**EXERCISE AIM**:
Reproduce this listing in full.

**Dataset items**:
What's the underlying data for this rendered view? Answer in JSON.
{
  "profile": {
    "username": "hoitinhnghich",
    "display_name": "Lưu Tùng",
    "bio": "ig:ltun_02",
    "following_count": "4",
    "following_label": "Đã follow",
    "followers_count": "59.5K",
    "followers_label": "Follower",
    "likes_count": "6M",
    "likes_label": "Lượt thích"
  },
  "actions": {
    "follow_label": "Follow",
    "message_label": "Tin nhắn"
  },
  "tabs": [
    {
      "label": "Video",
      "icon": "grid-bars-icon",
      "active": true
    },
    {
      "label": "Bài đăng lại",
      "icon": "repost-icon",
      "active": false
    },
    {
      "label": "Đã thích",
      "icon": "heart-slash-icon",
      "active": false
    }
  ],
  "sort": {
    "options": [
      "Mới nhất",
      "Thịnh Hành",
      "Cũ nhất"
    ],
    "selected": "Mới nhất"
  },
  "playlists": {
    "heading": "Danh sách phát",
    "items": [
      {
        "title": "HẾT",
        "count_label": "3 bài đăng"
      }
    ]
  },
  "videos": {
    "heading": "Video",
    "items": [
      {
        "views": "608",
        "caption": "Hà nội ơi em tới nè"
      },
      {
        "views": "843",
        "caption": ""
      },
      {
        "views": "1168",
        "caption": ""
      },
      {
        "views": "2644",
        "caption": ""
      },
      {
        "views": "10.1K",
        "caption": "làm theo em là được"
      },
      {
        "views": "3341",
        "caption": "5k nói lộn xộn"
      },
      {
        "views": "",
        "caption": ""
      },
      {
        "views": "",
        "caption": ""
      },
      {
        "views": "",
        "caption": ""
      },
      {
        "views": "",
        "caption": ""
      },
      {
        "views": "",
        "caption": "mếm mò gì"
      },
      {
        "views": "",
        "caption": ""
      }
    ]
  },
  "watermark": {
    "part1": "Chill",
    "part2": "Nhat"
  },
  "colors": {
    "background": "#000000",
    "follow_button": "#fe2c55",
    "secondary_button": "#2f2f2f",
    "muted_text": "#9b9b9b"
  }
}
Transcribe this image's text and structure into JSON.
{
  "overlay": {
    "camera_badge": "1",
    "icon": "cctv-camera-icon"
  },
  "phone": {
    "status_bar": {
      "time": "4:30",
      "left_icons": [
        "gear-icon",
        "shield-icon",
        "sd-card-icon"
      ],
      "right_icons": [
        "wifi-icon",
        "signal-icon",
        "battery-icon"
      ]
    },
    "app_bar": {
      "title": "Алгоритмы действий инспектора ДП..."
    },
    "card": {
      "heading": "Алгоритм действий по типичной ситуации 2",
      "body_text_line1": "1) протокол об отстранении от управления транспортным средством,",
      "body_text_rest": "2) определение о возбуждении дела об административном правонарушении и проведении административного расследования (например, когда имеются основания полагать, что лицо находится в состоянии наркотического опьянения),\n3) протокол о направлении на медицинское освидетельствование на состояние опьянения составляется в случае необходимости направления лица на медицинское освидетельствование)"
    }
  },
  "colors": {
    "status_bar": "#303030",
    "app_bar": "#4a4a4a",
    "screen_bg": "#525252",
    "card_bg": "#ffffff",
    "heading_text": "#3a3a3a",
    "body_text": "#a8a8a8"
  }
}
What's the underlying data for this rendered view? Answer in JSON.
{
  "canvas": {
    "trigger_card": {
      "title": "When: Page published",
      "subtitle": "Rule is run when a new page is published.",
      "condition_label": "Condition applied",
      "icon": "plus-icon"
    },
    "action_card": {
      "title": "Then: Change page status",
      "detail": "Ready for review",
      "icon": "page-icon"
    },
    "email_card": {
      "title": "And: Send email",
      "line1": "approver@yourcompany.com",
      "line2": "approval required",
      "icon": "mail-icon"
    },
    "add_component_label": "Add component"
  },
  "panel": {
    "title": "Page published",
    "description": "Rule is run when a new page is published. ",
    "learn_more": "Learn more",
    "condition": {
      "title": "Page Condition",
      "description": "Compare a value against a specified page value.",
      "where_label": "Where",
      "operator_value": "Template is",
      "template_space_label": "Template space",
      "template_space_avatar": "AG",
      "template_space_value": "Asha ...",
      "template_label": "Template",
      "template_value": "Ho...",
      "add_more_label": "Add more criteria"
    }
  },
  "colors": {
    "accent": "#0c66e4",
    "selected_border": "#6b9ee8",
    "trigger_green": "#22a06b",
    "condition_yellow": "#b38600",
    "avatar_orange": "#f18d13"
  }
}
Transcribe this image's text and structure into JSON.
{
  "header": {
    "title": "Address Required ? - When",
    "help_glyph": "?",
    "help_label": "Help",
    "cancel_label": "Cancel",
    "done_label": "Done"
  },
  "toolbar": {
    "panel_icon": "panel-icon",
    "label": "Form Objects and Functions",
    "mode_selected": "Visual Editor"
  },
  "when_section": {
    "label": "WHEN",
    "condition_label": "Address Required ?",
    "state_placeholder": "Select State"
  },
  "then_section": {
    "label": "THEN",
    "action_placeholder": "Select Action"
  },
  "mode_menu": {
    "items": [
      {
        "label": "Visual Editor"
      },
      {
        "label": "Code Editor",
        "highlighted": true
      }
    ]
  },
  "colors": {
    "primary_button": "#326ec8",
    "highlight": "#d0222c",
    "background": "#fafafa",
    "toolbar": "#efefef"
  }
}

**ANSWER TO THIS TASK**:
What's the underlying data for this rendered view? Answer in JSON.
{
  "profile": {
    "username": "hoitinhnghich",
    "display_name": "Lưu Tùng",
    "bio": "ig:ltun_02",
    "following_count": "4",
    "following_label": "Đã follow",
    "followers_count": "59.5K",
    "followers_label": "Follower",
    "likes_count": "6M",
    "likes_label": "Lượt thích"
  },
  "actions": {
    "follow_label": "Follow",
    "message_label": "Tin nhắn"
  },
  "tabs": [
    {
      "label": "Video",
      "icon": "grid-bars-icon",
      "active": true
    },
    {
      "label": "Bài đăng lại",
      "icon": "repost-icon",
      "active": false
    },
    {
      "label": "Đã thích",
      "icon": "heart-slash-icon",
      "active": false
    }
  ],
  "sort": {
    "options": [
      "Mới nhất",
      "Thịnh Hành",
      "Cũ nhất"
    ],
    "selected": "Mới nhất"
  },
  "playlists": {
    "heading": "Danh sách phát",
    "items": [
      {
        "title": "HẾT",
        "count_label": "3 bài đăng"
      }
    ]
  },
  "videos": {
    "heading": "Video",
    "items": [
      {
        "views": "608",
        "caption": "Hà nội ơi em tới nè"
      },
      {
        "views": "843",
        "caption": ""
      },
      {
        "views": "1168",
        "caption": ""
      },
      {
        "views": "2644",
        "caption": ""
      },
      {
        "views": "10.1K",
        "caption": "làm theo em là được"
      },
      {
        "views": "3341",
        "caption": "5k nói lộn xộn"
      },
      {
        "views": "",
        "caption": ""
      },
      {
        "views": "",
        "caption": ""
      },
      {
        "views": "",
        "caption": ""
      },
      {
        "views": "",
        "caption": ""
      },
      {
        "views": "",
        "caption": "mếm mò gì"
      },
      {
        "views": "",
        "caption": ""
      }
    ]
  },
  "watermark": {
    "part1": "Chill",
    "part2": "Nhat"
  },
  "colors": {
    "background": "#000000",
    "follow_button": "#fe2c55",
    "secondary_button": "#2f2f2f",
    "muted_text": "#9b9b9b"
  }
}
Transcribe this image's text and structure into JSON.
{
  "overlay": {
    "camera_badge": "1",
    "icon": "cctv-camera-icon"
  },
  "phone": {
    "status_bar": {
      "time": "4:30",
      "left_icons": [
        "gear-icon",
        "shield-icon",
        "sd-card-icon"
      ],
      "right_icons": [
        "wifi-icon",
        "signal-icon",
        "battery-icon"
      ]
    },
    "app_bar": {
      "title": "Алгоритмы действий инспектора ДП..."
    },
    "card": {
      "heading": "Алгоритм действий по типичной ситуации 2",
      "body_text_line1": "1) протокол об отстранении от управления транспортным средством,",
      "body_text_rest": "2) определение о возбуждении дела об административном правонарушении и проведении административного расследования (например, когда имеются основания полагать, что лицо находится в состоянии наркотического опьянения),\n3) протокол о направлении на медицинское освидетельствование на состояние опьянения составляется в случае необходимости направления лица на медицинское освидетельствование)"
    }
  },
  "colors": {
    "status_bar": "#303030",
    "app_bar": "#4a4a4a",
    "screen_bg": "#525252",
    "card_bg": "#ffffff",
    "heading_text": "#3a3a3a",
    "body_text": "#a8a8a8"
  }
}
What's the underlying data for this rendered view? Answer in JSON.
{
  "canvas": {
    "trigger_card": {
      "title": "When: Page published",
      "subtitle": "Rule is run when a new page is published.",
      "condition_label": "Condition applied",
      "icon": "plus-icon"
    },
    "action_card": {
      "title": "Then: Change page status",
      "detail": "Ready for review",
      "icon": "page-icon"
    },
    "email_card": {
      "title": "And: Send email",
      "line1": "approver@yourcompany.com",
      "line2": "approval required",
      "icon": "mail-icon"
    },
    "add_component_label": "Add component"
  },
  "panel": {
    "title": "Page published",
    "description": "Rule is run when a new page is published. ",
    "learn_more": "Learn more",
    "condition": {
      "title": "Page Condition",
      "description": "Compare a value against a specified page value.",
      "where_label": "Where",
      "operator_value": "Template is",
      "template_space_label": "Template space",
      "template_space_avatar": "AG",
      "template_space_value": "Asha ...",
      "template_label": "Template",
      "template_value": "Ho...",
      "add_more_label": "Add more criteria"
    }
  },
  "colors": {
    "accent": "#0c66e4",
    "selected_border": "#6b9ee8",
    "trigger_green": "#22a06b",
    "condition_yellow": "#b38600",
    "avatar_orange": "#f18d13"
  }
}
Transcribe this image's text and structure into JSON.
{
  "header": {
    "title": "Address Required ? - When",
    "help_glyph": "?",
    "help_label": "Help",
    "cancel_label": "Cancel",
    "done_label": "Done"
  },
  "toolbar": {
    "panel_icon": "panel-icon",
    "label": "Form Objects and Functions",
    "mode_selected": "Visual Editor"
  },
  "when_section": {
    "label": "WHEN",
    "condition_label": "Address Required ?",
    "state_placeholder": "Select State"
  },
  "then_section": {
    "label": "THEN",
    "action_placeholder": "Select Action"
  },
  "mode_menu": {
    "items": [
      {
        "label": "Visual Editor"
      },
      {
        "label": "Code Editor",
        "highlighted": true
      }
    ]
  },
  "colors": {
    "primary_button": "#326ec8",
    "highlight": "#d0222c",
    "background": "#fafafa",
    "toolbar": "#efefef"
  }
}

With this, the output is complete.